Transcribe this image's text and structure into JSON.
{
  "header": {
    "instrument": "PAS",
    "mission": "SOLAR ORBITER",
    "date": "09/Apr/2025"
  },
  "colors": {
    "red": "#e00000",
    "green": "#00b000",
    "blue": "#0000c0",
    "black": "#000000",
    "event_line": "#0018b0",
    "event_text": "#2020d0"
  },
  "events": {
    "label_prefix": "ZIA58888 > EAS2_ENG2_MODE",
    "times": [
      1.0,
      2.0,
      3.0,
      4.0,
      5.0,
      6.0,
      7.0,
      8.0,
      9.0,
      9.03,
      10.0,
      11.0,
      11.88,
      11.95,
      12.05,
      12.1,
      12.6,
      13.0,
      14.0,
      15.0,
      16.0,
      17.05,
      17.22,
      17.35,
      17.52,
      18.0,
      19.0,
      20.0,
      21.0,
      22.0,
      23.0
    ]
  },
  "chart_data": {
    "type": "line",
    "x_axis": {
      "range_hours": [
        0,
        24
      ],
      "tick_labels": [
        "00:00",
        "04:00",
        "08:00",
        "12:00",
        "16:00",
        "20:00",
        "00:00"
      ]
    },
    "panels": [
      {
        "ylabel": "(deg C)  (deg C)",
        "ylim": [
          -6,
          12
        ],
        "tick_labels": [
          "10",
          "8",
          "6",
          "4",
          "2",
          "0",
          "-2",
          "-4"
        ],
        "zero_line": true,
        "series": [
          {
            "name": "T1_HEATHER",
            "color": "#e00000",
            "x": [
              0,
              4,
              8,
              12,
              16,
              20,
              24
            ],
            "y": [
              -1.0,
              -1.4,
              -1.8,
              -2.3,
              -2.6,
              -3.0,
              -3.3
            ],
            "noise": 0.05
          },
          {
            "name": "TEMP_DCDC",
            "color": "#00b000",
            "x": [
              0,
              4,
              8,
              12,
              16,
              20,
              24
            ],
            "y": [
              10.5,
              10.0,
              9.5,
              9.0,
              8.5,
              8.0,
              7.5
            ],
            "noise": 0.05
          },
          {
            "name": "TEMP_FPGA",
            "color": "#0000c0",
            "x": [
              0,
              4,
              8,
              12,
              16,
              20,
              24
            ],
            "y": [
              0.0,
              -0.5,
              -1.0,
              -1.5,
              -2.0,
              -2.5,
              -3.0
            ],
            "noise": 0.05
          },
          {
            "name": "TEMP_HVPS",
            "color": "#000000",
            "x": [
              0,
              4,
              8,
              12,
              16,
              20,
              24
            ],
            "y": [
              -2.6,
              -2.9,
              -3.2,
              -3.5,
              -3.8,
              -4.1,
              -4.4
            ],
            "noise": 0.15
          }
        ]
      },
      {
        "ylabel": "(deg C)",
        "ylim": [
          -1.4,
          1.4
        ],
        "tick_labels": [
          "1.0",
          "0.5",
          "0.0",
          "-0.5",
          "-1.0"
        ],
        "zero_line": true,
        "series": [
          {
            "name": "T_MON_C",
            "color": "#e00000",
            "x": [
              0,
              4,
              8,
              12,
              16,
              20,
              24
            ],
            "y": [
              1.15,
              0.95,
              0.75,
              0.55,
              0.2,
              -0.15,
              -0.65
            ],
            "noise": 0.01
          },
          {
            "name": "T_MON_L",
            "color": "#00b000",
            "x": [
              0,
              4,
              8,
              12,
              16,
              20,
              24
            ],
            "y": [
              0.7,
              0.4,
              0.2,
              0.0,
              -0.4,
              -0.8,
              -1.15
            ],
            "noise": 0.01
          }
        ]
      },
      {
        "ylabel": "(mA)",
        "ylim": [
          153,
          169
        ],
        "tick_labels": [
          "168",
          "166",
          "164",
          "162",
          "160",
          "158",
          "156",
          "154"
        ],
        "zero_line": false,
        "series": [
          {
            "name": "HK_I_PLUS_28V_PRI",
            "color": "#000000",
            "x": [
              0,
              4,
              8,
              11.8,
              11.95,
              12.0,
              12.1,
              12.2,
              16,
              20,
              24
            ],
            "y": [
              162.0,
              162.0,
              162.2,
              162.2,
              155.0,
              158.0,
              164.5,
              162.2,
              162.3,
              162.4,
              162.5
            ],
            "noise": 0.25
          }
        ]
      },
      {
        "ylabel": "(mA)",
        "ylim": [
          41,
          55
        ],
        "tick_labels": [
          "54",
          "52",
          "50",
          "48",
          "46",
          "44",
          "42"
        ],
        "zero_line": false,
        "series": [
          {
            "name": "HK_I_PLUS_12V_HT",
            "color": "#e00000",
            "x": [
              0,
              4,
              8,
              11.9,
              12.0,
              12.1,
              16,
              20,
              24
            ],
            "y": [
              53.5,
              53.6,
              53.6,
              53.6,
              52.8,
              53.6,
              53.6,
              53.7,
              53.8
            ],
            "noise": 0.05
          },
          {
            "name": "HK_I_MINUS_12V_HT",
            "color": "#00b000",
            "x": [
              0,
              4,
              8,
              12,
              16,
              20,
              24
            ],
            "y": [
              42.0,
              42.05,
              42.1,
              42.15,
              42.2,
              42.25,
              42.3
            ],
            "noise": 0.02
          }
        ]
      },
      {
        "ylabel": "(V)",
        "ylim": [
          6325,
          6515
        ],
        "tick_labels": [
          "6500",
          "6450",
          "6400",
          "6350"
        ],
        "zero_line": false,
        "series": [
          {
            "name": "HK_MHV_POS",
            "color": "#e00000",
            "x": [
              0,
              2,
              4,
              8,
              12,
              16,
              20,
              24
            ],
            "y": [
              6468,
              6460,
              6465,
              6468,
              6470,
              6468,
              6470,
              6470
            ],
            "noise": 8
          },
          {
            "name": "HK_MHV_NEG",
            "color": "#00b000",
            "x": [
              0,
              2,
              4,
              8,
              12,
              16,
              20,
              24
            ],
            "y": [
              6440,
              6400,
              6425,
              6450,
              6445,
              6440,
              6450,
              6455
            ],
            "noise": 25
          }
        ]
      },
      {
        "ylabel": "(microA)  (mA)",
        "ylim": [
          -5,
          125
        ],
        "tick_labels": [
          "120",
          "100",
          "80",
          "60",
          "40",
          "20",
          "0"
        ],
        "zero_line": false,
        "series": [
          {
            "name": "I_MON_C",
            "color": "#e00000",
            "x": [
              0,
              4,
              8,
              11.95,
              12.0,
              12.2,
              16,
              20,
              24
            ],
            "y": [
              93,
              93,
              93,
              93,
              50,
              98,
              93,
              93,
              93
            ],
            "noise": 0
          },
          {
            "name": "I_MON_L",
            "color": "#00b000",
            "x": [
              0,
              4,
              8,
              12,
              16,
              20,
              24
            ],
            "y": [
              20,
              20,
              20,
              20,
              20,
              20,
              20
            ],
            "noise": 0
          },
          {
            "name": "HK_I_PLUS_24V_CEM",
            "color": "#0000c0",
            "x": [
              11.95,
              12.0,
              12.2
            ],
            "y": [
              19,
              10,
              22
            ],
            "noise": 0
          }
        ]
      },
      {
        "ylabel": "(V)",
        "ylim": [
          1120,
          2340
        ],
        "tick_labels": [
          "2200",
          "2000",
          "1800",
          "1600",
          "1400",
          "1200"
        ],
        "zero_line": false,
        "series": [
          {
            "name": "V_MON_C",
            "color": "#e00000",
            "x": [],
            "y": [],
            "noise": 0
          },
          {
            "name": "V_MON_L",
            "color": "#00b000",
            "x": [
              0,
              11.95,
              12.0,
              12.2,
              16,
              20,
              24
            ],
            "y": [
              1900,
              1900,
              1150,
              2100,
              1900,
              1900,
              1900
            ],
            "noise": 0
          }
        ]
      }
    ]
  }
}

*-*-*

* [Instruction]:
Copy each line above containing the string "ylabel".

* [Task response]:
        "ylabel": "(deg C)  (deg C)",
        "ylabel": "(deg C)",
        "ylabel": "(mA)",
        "ylabel": "(mA)",
        "ylabel": "(V)",
        "ylabel": "(microA)  (mA)",
        "ylabel": "(V)",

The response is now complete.